> Estratto da leggere

---

Tresaury bond canvaQuando si legge dei rischi del debito statunitense, di recente al centro dell’attenzione non proprio benevola delle agenzie di rating, si dovrebbe sempre ricordare che oltre a quelli squisitamente macroeconomici, quindi connessi alla sostenibilità di questo debito, se ne annidano altri meno comprensibili e decisamente difficili da osservare per il grande pubblico, come quello messo in evidenza nell’ultimo rapporto sulla stabilità finanziaria del Fmi, icasticamente rappresentato dal grafico in basso.

Che significa? Molto semplice: il mercato dei titoli di stato Usa in circolazione, i Treasury, ha raggiunto in valore il 500% del totale dei bilanci dei principali broker-dealer, ossia i grandi mercanti di questi titoli, che in sostanza sono chiamati a sostenerlo.

Questa informazione ne contiene molte al suo interno. La prima, quella più evidente, è il dato storico. Fino alla crisi del 2008, questa percentuale tendeva a decrescere, puntando verso il 100%, ossia un sostanziale equilibrio fra peso del debito e capacità dei compratori/venditori di sostenerlo.

Ricordo che questi broker sono intermediari vitali nel mercato dei titoli. Consentono il funzionamento delle emissioni, interponendosi fra il Tesoro e il mercato retail e dei grandi investitori professionali.

Con una quantità di Treasury che ormai equivale a cinque volte i bilanci di questi operatori, “gli spread sui pronti contro termine – che rappresentano gli importi richiesti dai dealer per finanziare l’acquisto di titoli del Tesoro da parte dei loro clienti – sono diventati più sensibili alla quantità di emissione di titoli del Tesoro. Episodi di deterioramento della liquidità del mercato potrebbero diventare più probabili, spingendo al rialzo i premi a termine e i rendimenti dei Treasury”, scrive il Fondo monetario internazionale (Fmi).

Per dirla diversamente, gli episodi di sofferenza dei bond Usa che si osservano ormai da settimane, con rendimenti che rivedono livelli ormai dimenticati, non dipendono solo dai capricci degli investitori che si sono disaffezionati dei titoli Usa. Ci sono anche fattori tecnici che agiscono in profondità, aumentando o esasperando la volatilità. “Le turbolenze di mercato seguite all’annuncio delle tariffe del 2 aprile hanno visto lo smantellamento di popolari operazioni con leva finanziaria come i Treasury cash-futures basis trade e gli swap spread trade. In quest’ultimo caso, le turbolenze hanno aumentato i requisiti di margine e forzato un’ondata di deleveraging da parte degli investitori che si erano posizionati per un calo dei rendimenti rispetto ai tassi swap. Ciò ha comportato un forte restringimento degli swap spread e condizioni di liquidità del mercato più difficili. Il forte calo degli spread sarebbe stato esacerbato dal raggiungimento dei limiti di capacità da parte dei dealer e dalla loro difficoltà ad assorbire i titoli del Tesoro venduti durante il deleveraging”, scrive ancora il Fmi.

---

> Compiti da svolgere
a) Estrai dal testo sul debito statunitense il passaggio che comincia con "Tresaury bond canvaQuando" e prosegue fino a "grafico in basso.".
b) Scrivi il seguito del testo sul debito statunitense, ripartendo dopo la sua ultima frase.
Le righe non hanno alcun legame con il testo sul debito statunitense.

---

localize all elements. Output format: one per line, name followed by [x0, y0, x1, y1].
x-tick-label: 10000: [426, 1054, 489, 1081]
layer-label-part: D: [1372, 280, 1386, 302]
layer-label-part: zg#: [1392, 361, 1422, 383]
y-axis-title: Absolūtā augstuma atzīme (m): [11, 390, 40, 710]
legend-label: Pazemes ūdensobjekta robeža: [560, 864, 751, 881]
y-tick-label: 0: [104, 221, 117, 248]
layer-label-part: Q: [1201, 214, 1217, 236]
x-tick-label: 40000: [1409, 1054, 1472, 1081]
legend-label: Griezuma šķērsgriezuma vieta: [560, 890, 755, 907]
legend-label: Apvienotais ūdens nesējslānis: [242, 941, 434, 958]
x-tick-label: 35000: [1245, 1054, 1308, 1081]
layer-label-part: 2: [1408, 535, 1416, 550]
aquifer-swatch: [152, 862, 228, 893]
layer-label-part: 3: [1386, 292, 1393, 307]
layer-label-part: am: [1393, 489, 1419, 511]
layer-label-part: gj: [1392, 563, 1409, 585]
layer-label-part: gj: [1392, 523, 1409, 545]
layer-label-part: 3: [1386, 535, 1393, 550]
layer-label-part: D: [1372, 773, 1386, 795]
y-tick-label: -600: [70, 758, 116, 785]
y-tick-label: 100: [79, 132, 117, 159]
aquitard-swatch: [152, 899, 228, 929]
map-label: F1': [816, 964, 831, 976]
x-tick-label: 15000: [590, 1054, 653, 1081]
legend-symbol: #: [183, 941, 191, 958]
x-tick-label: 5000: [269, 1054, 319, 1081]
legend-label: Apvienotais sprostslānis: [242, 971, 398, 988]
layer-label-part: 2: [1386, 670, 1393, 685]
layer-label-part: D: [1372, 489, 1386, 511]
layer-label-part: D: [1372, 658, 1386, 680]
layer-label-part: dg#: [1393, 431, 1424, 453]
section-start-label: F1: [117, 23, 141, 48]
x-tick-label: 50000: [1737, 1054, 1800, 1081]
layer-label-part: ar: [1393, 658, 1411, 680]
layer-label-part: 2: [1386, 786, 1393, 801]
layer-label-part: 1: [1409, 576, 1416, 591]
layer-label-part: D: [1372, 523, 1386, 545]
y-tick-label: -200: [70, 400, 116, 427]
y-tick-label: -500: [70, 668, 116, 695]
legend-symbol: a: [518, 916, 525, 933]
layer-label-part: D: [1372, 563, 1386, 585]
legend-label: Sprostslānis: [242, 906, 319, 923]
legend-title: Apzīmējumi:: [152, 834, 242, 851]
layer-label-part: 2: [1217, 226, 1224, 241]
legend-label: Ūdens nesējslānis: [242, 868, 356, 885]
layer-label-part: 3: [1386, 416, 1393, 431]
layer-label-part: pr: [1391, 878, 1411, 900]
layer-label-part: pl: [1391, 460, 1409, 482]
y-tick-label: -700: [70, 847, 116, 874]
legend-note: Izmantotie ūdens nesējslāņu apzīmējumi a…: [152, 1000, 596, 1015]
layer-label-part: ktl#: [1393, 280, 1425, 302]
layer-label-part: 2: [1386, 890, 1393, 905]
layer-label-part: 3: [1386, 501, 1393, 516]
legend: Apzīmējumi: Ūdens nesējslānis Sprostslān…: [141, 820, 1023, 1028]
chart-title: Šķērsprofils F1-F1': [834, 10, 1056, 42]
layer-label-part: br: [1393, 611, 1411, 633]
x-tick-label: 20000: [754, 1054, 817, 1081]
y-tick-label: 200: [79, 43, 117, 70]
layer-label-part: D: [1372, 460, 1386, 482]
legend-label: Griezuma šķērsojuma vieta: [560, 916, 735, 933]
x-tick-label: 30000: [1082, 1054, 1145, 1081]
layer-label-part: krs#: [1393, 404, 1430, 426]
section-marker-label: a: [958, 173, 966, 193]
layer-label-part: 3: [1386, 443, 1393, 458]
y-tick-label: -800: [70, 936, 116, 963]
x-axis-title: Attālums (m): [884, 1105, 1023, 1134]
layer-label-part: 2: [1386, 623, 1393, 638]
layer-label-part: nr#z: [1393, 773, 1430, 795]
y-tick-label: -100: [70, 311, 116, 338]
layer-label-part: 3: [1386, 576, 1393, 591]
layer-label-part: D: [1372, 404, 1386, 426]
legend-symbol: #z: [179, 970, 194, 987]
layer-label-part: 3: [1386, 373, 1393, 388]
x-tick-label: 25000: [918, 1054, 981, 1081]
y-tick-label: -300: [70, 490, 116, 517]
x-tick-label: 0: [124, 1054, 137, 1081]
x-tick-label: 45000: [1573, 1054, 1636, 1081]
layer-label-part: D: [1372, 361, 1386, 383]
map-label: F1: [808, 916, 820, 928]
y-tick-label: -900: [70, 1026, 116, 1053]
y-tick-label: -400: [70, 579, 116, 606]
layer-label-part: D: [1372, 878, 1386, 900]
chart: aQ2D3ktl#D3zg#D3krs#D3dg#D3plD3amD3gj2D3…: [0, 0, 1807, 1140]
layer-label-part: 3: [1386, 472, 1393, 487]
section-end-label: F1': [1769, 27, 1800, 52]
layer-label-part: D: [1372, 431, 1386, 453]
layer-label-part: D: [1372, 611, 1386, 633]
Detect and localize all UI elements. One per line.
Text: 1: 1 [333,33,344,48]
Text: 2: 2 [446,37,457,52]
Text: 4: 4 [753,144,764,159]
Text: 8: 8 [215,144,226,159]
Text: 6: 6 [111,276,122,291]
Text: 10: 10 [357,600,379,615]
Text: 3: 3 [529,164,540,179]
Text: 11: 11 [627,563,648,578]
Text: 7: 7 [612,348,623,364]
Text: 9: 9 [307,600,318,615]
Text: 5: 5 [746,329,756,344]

---

> Elenco risposte
a)
Tresaury bond canvaQuando si legge dei rischi del debito statunitense, di recente al centro dell’attenzione non proprio benevola delle agenzie di rating, si dovrebbe sempre ricordare che oltre a quelli squisitamente macroeconomici, quindi connessi alla sostenibilità di questo debito, se ne annidano altri meno comprensibili e decisamente difficili da osservare per il grande pubblico, come quello messo in evidenza nell’ultimo rapporto sulla stabilità finanziaria del Fmi, icasticamente rappresentato dal grafico in basso.

b)
In sostanza, il mercato dei Treasury è diventato troppo grande rispetto alla capacità degli operatori tradizionali di intermediarlo. Questo crea tre potenziali fragilità: possibile frizione nella trasmissione della politica monetaria, se il mercato secondario dei Treasury diventa meno liquido o più volatile; minor capacità di assorbimento da parte dei broker-dealer in caso di turbolenze o vendite massicce; maggiore dipendenza da acquirenti marginali meno stabili o meno sensibili ai prezzi (hedge fund, fondi monetari, banche centrali estere, o la stessa Federal Reserve).

Si sta consumando, insomma, una tensione strutturale tra due mondi che dovrebbero invece funzionare senza frizioni per non generare shock: da una parte una politica fiscale espansiva che non sembra intenzionata a smettere di esserlo, e dall’altro la struttura della finanza privata sempre più vincolata dal peso che è chiamata a sostenere. L’attuale configurazione suggerisce che, senza interventi - come un allargamento della platea stabile degli acquirenti, una maggiore capacità di bilancio per i dealer o un ruolo più esplicito della banca centrale - il rischio sistemico nel mercato dei Treasury è destinato ad aumentare. E quindi il rischio sistemico tout court, visto che i Treasury sono la carta principale alla base degli scambi finanziari internazionali. Meglio ricordarlo.

Maurizio Sgroi
giornalista socioeconomico
autore del libro “La storia della ricchezza”
coautore del libro “Il ritmo della libertà”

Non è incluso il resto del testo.